→ REQUIRED TASK
Copy each line exactly. Leave nothing out.

→ MATERIAL PROVIDED
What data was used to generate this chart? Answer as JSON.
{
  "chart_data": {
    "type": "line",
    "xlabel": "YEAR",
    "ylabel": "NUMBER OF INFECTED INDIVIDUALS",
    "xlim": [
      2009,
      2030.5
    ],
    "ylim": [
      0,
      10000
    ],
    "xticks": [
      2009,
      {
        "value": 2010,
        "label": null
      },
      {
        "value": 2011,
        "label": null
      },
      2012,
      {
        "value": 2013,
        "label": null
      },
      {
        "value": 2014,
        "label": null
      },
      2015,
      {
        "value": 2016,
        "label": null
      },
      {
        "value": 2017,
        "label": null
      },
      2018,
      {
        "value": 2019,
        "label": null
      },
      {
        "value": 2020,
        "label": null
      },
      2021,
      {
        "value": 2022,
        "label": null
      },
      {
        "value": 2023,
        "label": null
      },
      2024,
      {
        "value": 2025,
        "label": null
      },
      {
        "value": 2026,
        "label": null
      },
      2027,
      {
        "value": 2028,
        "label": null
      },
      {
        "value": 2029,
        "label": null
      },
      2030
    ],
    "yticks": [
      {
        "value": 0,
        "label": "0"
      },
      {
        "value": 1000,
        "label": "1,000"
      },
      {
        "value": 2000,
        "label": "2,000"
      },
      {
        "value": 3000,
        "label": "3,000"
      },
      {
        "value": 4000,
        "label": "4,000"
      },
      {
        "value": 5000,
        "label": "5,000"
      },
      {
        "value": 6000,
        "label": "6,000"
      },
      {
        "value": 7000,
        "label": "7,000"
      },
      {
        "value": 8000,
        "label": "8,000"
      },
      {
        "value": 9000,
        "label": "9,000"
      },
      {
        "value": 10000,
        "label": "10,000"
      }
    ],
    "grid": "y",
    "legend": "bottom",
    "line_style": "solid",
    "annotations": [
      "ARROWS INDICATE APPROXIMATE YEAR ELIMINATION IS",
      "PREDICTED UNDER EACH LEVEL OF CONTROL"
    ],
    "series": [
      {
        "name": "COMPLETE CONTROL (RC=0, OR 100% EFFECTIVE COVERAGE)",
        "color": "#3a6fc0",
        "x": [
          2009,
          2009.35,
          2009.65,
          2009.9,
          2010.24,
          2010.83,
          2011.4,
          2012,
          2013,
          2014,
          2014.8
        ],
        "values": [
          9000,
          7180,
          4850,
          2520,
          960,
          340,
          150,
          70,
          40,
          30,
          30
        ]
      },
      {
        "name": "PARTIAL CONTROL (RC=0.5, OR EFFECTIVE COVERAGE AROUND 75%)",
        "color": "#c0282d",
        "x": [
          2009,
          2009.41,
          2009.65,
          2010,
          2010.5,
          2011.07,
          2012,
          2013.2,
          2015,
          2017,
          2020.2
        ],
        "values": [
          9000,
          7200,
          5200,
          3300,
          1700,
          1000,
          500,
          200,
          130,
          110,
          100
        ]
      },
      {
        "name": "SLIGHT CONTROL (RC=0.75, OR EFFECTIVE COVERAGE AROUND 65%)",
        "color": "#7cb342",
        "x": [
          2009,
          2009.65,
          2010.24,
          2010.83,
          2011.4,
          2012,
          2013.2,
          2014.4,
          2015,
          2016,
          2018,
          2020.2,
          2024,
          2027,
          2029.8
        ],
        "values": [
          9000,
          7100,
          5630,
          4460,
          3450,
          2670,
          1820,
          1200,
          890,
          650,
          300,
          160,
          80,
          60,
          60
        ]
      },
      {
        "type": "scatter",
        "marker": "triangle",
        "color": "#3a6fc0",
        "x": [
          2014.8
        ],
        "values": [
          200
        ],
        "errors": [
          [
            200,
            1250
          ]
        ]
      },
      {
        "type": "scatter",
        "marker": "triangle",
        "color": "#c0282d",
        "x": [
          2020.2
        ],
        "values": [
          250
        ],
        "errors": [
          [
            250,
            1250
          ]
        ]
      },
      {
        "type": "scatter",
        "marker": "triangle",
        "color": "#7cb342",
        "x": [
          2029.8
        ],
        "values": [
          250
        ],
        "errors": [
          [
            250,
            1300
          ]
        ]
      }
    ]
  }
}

→ FINISHED ANSWER
What data was used to generate this chart? Answer as JSON.
{
  "chart_data": {
    "type": "line",
    "xlabel": "YEAR",
    "ylabel": "NUMBER OF INFECTED INDIVIDUALS",
    "xlim": [
      2009,
      2030.5
    ],
    "ylim": [
      0,
      10000
    ],
    "xticks": [
      2009,
      {
        "value": 2010,
        "label": null
      },
      {
        "value": 2011,
        "label": null
      },
      2012,
      {
        "value": 2013,
        "label": null
      },
      {
        "value": 2014,
        "label": null
      },
      2015,
      {
        "value": 2016,
        "label": null
      },
      {
        "value": 2017,
        "label": null
      },
      2018,
      {
        "value": 2019,
        "label": null
      },
      {
        "value": 2020,
        "label": null
      },
      2021,
      {
        "value": 2022,
        "label": null
      },
      {
        "value": 2023,
        "label": null
      },
      2024,
      {
        "value": 2025,
        "label": null
      },
      {
        "value": 2026,
        "label": null
      },
      2027,
      {
        "value": 2028,
        "label": null
      },
      {
        "value": 2029,
        "label": null
      },
      2030
    ],
    "yticks": [
      {
        "value": 0,
        "label": "0"
      },
      {
        "value": 1000,
        "label": "1,000"
      },
      {
        "value": 2000,
        "label": "2,000"
      },
      {
        "value": 3000,
        "label": "3,000"
      },
      {
        "value": 4000,
        "label": "4,000"
      },
      {
        "value": 5000,
        "label": "5,000"
      },
      {
        "value": 6000,
        "label": "6,000"
      },
      {
        "value": 7000,
        "label": "7,000"
      },
      {
        "value": 8000,
        "label": "8,000"
      },
      {
        "value": 9000,
        "label": "9,000"
      },
      {
        "value": 10000,
        "label": "10,000"
      }
    ],
    "grid": "y",
    "legend": "bottom",
    "line_style": "solid",
    "annotations": [
      "ARROWS INDICATE APPROXIMATE YEAR ELIMINATION IS",
      "PREDICTED UNDER EACH LEVEL OF CONTROL"
    ],
    "series": [
      {
        "name": "COMPLETE CONTROL (RC=0, OR 100% EFFECTIVE COVERAGE)",
        "color": "#3a6fc0",
        "x": [
          2009,
          2009.35,
          2009.65,
          2009.9,
          2010.24,
          2010.83,
          2011.4,
          2012,
          2013,
          2014,
          2014.8
        ],
        "values": [
          9000,
          7180,
          4850,
          2520,
          960,
          340,
          150,
          70,
          40,
          30,
          30
        ]
      },
      {
        "name": "PARTIAL CONTROL (RC=0.5, OR EFFECTIVE COVERAGE AROUND 75%)",
        "color": "#c0282d",
        "x": [
          2009,
          2009.41,
          2009.65,
          2010,
          2010.5,
          2011.07,
          2012,
          2013.2,
          2015,
          2017,
          2020.2
        ],
        "values": [
          9000,
          7200,
          5200,
          3300,
          1700,
          1000,
          500,
          200,
          130,
          110,
          100
        ]
      },
      {
        "name": "SLIGHT CONTROL (RC=0.75, OR EFFECTIVE COVERAGE AROUND 65%)",
        "color": "#7cb342",
        "x": [
          2009,
          2009.65,
          2010.24,
          2010.83,
          2011.4,
          2012,
          2013.2,
          2014.4,
          2015,
          2016,
          2018,
          2020.2,
          2024,
          2027,
          2029.8
        ],
        "values": [
          9000,
          7100,
          5630,
          4460,
          3450,
          2670,
          1820,
          1200,
          890,
          650,
          300,
          160,
          80,
          60,
          60
        ]
      },
      {
        "type": "scatter",
        "marker": "triangle",
        "color": "#3a6fc0",
        "x": [
          2014.8
        ],
        "values": [
          200
        ],
        "errors": [
          [
            200,
            1250
          ]
        ]
      },
      {
        "type": "scatter",
        "marker": "triangle",
        "color": "#c0282d",
        "x": [
          2020.2
        ],
        "values": [
          250
        ],
        "errors": [
          [
            250,
            1250
          ]
        ]
      },
      {
        "type": "scatter",
        "marker": "triangle",
        "color": "#7cb342",
        "x": [
          2029.8
        ],
        "values": [
          250
        ],
        "errors": [
          [
            250,
            1300
          ]
        ]
      }
    ]
  }
}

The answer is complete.